List of tasks:
- A) Translate into Spanish this sentence from the BIBFRAME message: "Why not make BIBFRAME about the future of bibliographic data rather than its past?"
- B) Reproduce a passage from the BIBFRAME message character for character. Begin at the words "Here's a thought" and stop after "goes nothing anyway).".
- C) List every name in the BIBFRAME message that is followed by a bracketed reference number, in the order they appear.

[[ Text open ]]

This is all a Gordian knot that must be untangled, and quite honestly I wouldn't know where to begin.


On 2/3/15 7:37 AM, Tim Thompson wrote:


Here's a thought (apologies in advance if this message is naive, either from a technical or practical standpoint--it lacks detail and does nothing to provide specific recommendations--but here goes nothing anyway).

Why not make BIBFRAME about the future of bibliographic data rather than its past? Libraries have invested tremendous resources over the years to produce and share their catalog records; it is only natural that they (and the catalogers who have worked so hard to encode those records--and to master the arcane set of rules behind their creation) would want to preserve that investment. Ergo the desire to devise a lossless (or nearly lossless) crosswalk from MARC to an RDF vocabulary (i.e., BIBFRAME). For years, libraries have been driven by just-in-case approaches to their services (certainly in the acquisition of new materials). But when we're dealing with data, do we really need to follow the same costly pattern? Rather than spending additional time and resources to attempt the quixotic task of converting all of MARC into actionable linked data (just in case we might need access to the contents of some obscure and dubiously useful MARC field), why not embrace a just-in-time approach to data conversion?

As Karen has pointed out here, MARC records are structured as documents: much of our access to their contents comes through full-text keyword searching. Now, we already have a standardized way to encode data-rich documents: namely, XML. The MARCXML[1] format already gives us a lossless way to convert our legacy data into an interoperable format. And the W3C has spent the last 15 years developing standards around XML: XQuery 3.1[2] and XSLT 3.0[3] are now robust functional programming languages that even support working with JSON-encoded data. Needless to say, the same kind of ecosystem is not available for working with binary MARC. Next-generation Web application platforms like Graphity[4] and Callimachus[5] utilize the XML stack for conversion routines or as a data integration pipeline into RDF linked data. The NoSQL (XML) database MarkLogic (which I believe the Library of Congress itself uses) now includes an integrated triplestore. Archives-centric tools like Ethan Gruber's xEAC[6] also provide a hybrid model for leveraging XML to produce linked data (as an aside: leveraging XML for data integration could promote interoperability between libraries and archives, which continue to rely heavily on XML document structures--see EAD3[7]--to encode their data).

[[ Text closed ]]
[[ Dataset open ]]

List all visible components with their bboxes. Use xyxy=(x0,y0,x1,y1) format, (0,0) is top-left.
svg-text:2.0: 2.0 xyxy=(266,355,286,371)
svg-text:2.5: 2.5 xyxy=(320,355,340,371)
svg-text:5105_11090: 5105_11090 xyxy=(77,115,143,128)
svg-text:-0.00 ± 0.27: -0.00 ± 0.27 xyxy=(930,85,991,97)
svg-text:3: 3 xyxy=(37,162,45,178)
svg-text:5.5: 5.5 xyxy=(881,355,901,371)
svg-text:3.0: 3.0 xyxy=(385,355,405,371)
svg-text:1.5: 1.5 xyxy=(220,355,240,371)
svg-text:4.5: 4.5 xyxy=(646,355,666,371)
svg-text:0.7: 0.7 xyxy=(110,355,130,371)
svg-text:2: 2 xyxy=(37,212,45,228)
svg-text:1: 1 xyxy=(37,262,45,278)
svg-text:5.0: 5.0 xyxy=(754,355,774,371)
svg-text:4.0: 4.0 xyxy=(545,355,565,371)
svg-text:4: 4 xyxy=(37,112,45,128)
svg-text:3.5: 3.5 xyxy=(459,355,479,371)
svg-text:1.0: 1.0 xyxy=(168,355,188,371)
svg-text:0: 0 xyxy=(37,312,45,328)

[[ Dataset closed ]]

Responses per task:
- A) ¿Por qué no hacer que BIBFRAME trate sobre el futuro de los datos bibliográficos en lugar de su pasado?

- B)
Here's a thought (apologies in advance if this message is naive, either from a technical or practical standpoint--it lacks detail and does nothing to provide specific recommendations--but here goes nothing anyway).

- C)
MARCXML [1]
XQuery 3.1 [2]
XSLT 3.0 [3]
Graphity [4]
Callimachus [5]
xEAC [6]
EAD3 [7]